The aircraft was then configured for landing and the cabin crew were asked to prepare the passengers. The autopilot was disengaged at an altitude of 960 ft. Captain Wahyu then took over the control from First Officer Nap. The crew then tried to locate the runway but due to the limited visibility they were unable to see it. They then decided to initiate a go around. The aircraft was put into a climb and turned to the left. The engines were accelerated and the flaps and the landing gear were retracted.

The crew initially turned the aircraft to the left with a bank angle of 11 degree. The angle then began to increase, reaching as much as 38 degrees. The aircraft rapidly descended towards the sea with a rate of descent of 3,000 ft/min and within seconds the aircraft plunged into the sea at a speed of 158 kn. The aircraft broke into four main pieces and sank approximately 800 m southwest of the runway.

The controller lost all contact with the crew of Flight 8968. An eyewitness then phoned the controller and stated that a Merpati aircraft had just crashed into the water near the airport. Subsequently, airport personnel and rescue services were deployed to the crash site. According to a local navy officer, the aircraft "exploded" on impact. There were no survivors.

==Recovery==
The Indonesian National Search and Rescue Agency announced that a total of fifteen bodies have been recovered in the immediate aftermath of the crash, with the remainder still trapped inside the wreckage. Indonesian Navy, local police, airport officials and members of the public were involved in the search for the victims. A search involving ten Navy divers was initiated to recover additional bodies, though weather conditions and equipment difficulties made the effort unsuccessful. The search eventually had to be temporarily halted due to strong current, which reportedly had shifted the wreckage by 500 meters from its original position.

The wreckage was found submerged in the shallow sea between 7 and 15 m deep, located approximately 550 m off the coast of Kaimana and 880 m before the runway. It was spread over an area of 100 × 200 m. The aircraft's flight data recorder was recovered on 8 May. According to officials, it was retrieved from the depth of 12 m, beneath a body of the victims. On the same day, officials also announced that the bodies of 20 people, including 2 flight attendants, have been recovered from the crash site. Of the 20, a total of 16 have been identified.

On 9 May, search and rescue personnel managed to pinpoint the location of the cockpit voice recorder. They also recovered two bodies from the crash site, including a 5-year-old child, bringing the total number of recovered bodies to 22. Officials reported that the remains of Captain Wahyu and First Officer Nap were still missing. On 10 May, rescue personnel managed to recover another body from the crash site. The bodies of the captain and the first officer were later discovered inside the cockpit. However, the recovery operation was postponed due to strong undersea current in the area. Their remains were recovered on the next day. All 25 victims had been recovered on 11 May and were immediately repatriated to their respective families.
-.-.-
Task list:
**a.** List every calendar date named in the Flight 8968 crash account.
**b.** From the Flight 8968 crash account, extract the passage starting with "The crew initially" and going on through "of the runway.".
**c.** According to the Flight 8968 crash account, at what altitude was the autopilot disengaged?
The records that come next are separate material and have no connection to the Flight 8968 crash account.

Bounding box prediction data:
-.-.-
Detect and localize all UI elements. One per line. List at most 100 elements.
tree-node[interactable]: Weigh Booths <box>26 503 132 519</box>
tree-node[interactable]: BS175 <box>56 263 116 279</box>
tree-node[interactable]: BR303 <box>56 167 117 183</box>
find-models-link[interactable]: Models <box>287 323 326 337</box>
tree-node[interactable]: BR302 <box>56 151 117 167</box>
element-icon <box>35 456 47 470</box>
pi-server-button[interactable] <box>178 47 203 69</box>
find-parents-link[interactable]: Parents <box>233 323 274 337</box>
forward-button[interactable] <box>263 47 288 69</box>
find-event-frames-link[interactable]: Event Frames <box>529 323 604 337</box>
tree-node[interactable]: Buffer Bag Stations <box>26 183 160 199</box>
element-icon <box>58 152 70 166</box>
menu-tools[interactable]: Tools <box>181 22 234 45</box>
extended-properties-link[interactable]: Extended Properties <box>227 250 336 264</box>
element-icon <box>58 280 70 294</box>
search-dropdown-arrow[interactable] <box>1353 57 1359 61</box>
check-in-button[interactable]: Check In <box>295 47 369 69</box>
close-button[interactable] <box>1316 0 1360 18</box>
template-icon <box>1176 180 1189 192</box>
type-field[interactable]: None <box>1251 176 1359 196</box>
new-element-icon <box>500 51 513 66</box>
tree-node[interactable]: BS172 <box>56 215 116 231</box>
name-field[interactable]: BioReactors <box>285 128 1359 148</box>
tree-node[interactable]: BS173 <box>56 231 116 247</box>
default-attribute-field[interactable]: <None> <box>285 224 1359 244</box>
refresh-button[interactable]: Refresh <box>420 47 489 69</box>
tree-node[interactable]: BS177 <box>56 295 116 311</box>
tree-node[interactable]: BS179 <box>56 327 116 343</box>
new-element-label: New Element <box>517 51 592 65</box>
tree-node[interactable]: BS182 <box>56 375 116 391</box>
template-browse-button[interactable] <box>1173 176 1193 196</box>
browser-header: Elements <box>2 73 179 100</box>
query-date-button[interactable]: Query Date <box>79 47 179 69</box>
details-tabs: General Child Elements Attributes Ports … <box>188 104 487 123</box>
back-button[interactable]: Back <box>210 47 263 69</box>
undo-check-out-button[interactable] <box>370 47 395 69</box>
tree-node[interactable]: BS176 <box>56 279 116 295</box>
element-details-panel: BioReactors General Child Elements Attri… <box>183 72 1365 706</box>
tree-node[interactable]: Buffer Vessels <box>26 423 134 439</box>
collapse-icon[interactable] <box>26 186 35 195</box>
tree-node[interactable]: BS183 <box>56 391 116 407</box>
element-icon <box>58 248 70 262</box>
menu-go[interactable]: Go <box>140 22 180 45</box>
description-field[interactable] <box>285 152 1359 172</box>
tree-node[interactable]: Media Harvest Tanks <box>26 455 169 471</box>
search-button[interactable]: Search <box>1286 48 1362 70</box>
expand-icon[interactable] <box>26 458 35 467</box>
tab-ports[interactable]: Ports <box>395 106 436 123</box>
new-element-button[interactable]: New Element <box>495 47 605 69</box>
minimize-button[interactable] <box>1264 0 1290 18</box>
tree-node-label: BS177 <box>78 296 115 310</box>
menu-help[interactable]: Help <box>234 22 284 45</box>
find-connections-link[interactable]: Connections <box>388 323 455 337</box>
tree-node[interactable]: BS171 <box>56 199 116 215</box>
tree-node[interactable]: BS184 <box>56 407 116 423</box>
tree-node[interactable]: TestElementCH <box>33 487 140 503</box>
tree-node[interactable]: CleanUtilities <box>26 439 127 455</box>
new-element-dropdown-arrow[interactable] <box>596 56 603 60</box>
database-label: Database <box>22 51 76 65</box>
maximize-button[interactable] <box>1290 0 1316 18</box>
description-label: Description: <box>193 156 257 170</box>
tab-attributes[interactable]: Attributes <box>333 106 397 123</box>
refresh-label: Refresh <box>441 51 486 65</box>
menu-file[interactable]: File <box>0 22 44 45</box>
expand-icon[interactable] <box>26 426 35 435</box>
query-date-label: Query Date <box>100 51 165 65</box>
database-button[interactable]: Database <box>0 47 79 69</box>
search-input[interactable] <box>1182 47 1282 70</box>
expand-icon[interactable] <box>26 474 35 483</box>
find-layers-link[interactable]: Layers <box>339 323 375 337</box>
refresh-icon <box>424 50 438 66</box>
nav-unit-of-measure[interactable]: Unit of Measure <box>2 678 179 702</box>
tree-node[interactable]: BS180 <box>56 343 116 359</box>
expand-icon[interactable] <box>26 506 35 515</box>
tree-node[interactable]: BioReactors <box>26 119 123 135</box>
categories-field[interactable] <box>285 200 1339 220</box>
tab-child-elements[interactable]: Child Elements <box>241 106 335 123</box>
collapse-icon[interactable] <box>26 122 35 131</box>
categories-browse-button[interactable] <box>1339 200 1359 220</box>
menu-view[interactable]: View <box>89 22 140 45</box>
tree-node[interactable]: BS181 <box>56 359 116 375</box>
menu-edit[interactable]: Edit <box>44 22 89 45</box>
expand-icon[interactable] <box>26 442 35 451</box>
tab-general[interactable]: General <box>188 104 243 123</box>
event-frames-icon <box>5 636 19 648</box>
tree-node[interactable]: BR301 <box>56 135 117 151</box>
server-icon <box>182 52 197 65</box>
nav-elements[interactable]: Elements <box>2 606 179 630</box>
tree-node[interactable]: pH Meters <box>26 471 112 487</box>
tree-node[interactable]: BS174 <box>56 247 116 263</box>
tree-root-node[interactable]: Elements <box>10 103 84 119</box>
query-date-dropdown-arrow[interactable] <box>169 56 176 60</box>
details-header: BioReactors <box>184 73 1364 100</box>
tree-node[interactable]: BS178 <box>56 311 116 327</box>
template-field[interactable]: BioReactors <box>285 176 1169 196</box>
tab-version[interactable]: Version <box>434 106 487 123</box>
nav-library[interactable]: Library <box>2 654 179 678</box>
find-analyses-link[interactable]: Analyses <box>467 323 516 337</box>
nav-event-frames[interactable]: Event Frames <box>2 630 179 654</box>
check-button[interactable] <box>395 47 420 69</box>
-.-.-
Response list:
**a.** 8 May, 9 May, 10 May, 11 May

**b.**
The crew initially turned the aircraft to the left with a bank angle of 11 degree. The angle then began to increase, reaching as much as 38 degrees. The aircraft rapidly descended towards the sea with a rate of descent of 3,000 ft/min and within seconds the aircraft plunged into the sea at a speed of 158 kn. The aircraft broke into four main pieces and sank approximately 800 m southwest of the runway.

**c.** 960 ft